> _To do_: Tally the lines containing "career" in this data. Respond with the tally alone.

══════════════════════════════

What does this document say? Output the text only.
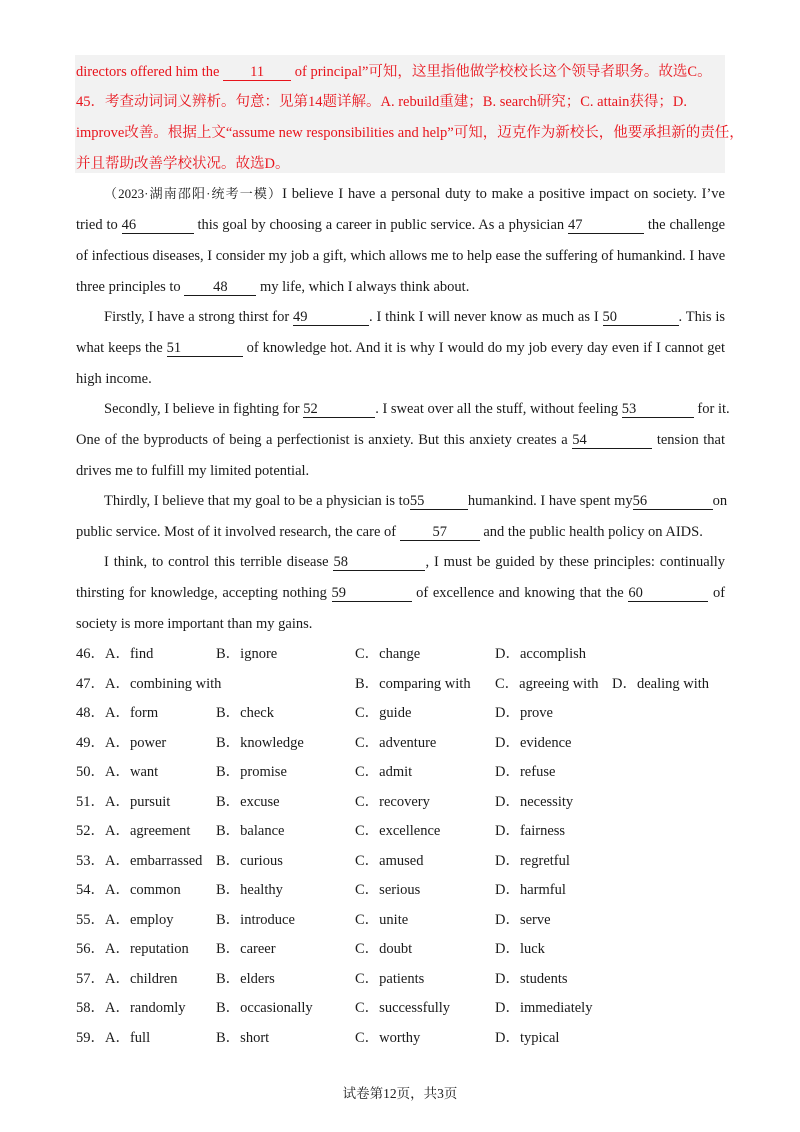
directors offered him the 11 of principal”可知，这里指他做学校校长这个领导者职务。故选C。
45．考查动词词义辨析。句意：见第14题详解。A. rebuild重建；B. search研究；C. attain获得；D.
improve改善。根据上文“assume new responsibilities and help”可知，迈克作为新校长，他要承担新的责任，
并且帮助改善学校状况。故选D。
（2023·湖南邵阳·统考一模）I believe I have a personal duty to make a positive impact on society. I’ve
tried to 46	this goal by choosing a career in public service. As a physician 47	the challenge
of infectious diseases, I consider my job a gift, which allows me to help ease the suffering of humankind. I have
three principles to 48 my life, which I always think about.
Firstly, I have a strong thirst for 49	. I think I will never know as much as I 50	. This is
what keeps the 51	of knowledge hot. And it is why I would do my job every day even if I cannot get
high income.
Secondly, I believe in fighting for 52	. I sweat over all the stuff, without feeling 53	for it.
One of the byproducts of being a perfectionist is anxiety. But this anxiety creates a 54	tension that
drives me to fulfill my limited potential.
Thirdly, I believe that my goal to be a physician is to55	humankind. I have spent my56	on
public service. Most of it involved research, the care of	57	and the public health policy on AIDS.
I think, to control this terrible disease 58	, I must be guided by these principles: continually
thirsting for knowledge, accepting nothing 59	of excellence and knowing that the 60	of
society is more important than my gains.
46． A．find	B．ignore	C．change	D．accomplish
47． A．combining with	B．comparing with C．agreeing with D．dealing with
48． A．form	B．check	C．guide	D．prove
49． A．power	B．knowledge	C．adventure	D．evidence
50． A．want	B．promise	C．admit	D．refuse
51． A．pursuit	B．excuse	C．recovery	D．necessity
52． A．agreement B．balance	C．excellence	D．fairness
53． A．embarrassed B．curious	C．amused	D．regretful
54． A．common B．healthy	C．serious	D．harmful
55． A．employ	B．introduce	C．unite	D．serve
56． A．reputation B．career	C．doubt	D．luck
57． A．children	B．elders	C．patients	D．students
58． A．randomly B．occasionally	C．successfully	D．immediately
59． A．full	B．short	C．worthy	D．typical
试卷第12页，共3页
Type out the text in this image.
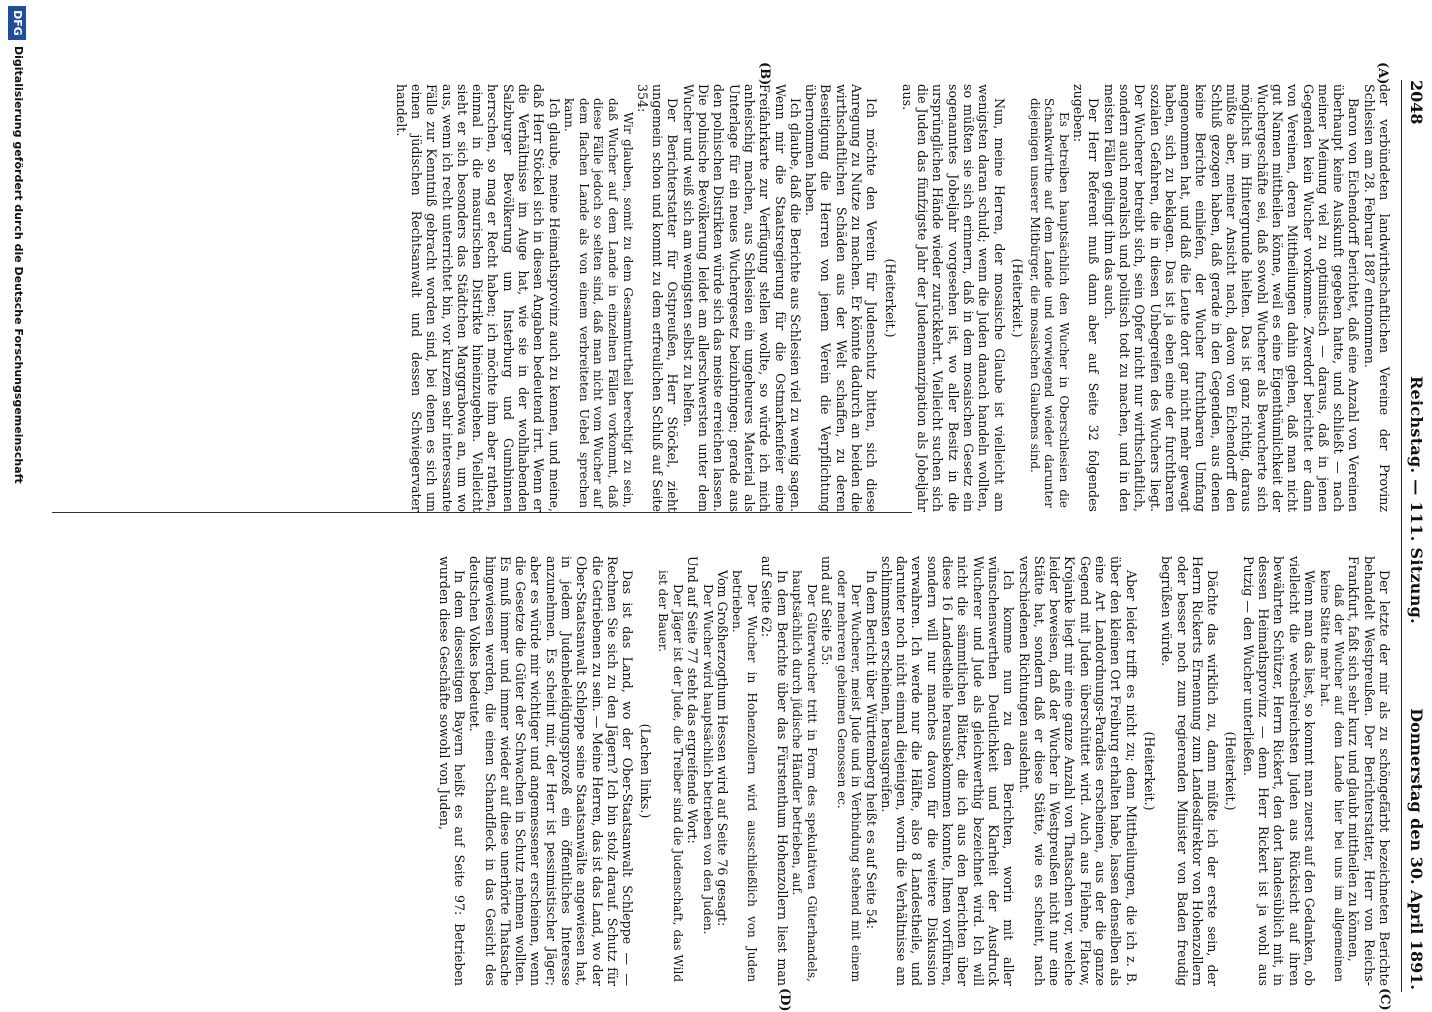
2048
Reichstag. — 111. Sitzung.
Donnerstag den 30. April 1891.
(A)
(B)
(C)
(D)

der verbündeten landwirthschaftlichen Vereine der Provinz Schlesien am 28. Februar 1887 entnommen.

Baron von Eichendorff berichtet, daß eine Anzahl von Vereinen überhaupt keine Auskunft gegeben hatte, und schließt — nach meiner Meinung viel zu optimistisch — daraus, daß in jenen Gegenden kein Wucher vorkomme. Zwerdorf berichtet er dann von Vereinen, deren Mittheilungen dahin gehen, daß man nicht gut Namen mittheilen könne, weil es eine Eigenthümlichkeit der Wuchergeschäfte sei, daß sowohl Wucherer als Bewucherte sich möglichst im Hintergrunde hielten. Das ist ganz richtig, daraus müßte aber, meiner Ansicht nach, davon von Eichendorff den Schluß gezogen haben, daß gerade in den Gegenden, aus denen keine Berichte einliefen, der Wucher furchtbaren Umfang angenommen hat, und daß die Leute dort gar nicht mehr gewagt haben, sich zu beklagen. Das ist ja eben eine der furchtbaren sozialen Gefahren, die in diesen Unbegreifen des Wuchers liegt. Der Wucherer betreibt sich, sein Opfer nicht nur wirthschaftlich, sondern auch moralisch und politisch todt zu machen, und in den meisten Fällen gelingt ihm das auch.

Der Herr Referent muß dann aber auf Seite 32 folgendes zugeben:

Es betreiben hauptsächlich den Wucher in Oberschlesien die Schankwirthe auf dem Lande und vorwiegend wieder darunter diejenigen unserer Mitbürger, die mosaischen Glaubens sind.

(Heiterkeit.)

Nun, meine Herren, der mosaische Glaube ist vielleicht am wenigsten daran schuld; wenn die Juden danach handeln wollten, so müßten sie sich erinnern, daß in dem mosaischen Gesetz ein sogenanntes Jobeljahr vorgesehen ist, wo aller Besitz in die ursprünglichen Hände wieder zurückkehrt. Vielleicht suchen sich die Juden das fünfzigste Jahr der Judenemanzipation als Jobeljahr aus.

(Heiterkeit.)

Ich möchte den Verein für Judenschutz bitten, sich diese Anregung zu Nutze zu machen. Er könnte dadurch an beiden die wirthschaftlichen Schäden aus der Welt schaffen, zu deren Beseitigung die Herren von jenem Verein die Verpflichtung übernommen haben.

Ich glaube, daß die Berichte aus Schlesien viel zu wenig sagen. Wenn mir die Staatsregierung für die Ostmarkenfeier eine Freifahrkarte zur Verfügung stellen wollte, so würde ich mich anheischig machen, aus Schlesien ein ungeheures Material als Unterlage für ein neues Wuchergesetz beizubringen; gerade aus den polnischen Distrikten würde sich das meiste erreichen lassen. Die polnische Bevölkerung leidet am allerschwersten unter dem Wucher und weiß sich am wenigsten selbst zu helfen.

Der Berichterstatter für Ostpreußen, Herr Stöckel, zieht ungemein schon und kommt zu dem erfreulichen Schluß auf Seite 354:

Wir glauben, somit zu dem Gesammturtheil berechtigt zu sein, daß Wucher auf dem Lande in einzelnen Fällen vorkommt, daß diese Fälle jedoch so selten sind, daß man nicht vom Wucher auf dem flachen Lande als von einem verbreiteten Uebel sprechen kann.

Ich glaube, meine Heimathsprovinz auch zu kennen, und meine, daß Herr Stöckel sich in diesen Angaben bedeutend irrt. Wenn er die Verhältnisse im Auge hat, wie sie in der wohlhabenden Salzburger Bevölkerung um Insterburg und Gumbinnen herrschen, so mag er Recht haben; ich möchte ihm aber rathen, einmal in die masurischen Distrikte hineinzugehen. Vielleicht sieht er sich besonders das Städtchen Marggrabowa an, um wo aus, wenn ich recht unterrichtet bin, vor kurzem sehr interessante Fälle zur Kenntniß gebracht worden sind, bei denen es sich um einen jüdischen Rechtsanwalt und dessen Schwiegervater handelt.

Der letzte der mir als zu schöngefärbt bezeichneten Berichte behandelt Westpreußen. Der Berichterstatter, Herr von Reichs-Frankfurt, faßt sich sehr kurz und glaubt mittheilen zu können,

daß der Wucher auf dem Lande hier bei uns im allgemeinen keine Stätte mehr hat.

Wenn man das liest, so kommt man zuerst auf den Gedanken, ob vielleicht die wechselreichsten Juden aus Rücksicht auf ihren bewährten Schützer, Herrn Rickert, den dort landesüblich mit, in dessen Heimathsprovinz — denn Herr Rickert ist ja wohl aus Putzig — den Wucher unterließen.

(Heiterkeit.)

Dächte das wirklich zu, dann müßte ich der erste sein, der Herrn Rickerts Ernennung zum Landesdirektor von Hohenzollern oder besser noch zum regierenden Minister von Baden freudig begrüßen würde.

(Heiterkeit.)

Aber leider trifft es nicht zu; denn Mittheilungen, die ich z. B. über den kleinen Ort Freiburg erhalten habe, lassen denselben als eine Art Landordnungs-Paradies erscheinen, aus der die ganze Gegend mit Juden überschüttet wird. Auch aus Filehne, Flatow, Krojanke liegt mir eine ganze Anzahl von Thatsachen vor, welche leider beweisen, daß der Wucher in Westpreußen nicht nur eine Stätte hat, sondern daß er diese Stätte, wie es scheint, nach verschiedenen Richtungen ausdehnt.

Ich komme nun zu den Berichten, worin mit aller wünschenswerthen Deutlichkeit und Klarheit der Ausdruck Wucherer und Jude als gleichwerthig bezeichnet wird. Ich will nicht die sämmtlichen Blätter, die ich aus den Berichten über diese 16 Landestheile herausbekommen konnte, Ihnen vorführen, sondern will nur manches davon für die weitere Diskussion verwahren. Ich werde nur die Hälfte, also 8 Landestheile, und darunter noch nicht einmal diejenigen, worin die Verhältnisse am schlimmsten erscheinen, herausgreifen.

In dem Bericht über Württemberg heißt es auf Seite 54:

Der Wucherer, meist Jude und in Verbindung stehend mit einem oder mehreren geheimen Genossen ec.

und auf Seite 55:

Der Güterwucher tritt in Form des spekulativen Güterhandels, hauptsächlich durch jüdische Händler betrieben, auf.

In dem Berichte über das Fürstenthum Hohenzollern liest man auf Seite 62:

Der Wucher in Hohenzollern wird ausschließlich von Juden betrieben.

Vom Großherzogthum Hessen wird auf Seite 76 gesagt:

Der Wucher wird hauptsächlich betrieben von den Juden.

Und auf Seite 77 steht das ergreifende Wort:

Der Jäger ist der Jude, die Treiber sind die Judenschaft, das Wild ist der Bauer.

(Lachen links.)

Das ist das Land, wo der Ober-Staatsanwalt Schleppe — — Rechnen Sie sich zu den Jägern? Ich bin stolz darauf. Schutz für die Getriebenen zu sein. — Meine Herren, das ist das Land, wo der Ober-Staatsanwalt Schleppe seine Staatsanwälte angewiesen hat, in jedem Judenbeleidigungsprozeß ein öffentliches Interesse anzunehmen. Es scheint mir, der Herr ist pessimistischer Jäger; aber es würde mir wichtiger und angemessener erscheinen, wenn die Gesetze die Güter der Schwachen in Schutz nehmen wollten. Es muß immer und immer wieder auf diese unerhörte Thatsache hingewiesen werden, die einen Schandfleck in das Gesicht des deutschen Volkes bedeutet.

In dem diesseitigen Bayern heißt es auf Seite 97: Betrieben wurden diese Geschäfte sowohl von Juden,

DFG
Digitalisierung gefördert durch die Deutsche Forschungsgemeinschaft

══════════════════════════════

> _Reply to the task_: 2